## Action item
Look through the records below and collect all lines that hold the string "nutrients".

Document page data
↓
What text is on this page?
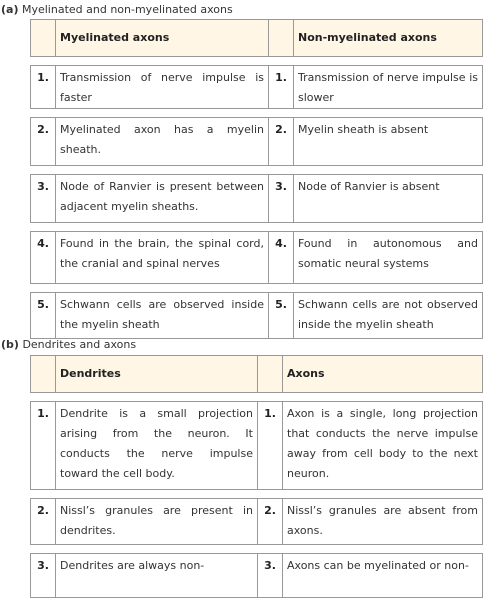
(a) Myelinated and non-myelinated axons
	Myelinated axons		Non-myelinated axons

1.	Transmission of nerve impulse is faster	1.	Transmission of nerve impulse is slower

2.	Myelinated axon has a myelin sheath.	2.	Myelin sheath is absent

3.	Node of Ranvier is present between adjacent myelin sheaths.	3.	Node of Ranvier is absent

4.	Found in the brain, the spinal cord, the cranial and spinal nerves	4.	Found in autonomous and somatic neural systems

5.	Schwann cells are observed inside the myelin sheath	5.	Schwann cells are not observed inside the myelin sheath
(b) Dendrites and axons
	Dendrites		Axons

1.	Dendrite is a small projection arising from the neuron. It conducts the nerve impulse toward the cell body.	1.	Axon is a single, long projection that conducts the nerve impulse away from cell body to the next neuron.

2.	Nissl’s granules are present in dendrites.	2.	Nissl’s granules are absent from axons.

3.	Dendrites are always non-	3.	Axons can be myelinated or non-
↑
↓
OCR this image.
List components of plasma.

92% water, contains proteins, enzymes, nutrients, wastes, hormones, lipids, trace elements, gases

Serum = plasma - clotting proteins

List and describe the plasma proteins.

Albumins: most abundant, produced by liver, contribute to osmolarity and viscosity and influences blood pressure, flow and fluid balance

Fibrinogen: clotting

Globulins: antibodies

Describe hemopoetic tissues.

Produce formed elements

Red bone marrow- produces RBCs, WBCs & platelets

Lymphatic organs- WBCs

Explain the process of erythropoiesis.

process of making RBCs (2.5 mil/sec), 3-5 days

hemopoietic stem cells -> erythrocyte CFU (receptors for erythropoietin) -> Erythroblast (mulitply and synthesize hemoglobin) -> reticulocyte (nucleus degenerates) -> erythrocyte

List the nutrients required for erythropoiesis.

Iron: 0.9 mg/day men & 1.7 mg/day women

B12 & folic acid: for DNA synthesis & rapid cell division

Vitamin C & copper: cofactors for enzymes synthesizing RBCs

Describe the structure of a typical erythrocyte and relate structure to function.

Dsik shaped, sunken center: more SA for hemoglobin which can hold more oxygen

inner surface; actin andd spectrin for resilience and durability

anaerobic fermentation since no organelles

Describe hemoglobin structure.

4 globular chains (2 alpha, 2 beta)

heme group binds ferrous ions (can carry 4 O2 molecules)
↑
## Exercise solution
92% water, contains proteins, enzymes, nutrients, wastes, hormones, lipids, trace elements, gases
List the nutrients required for erythropoiesis.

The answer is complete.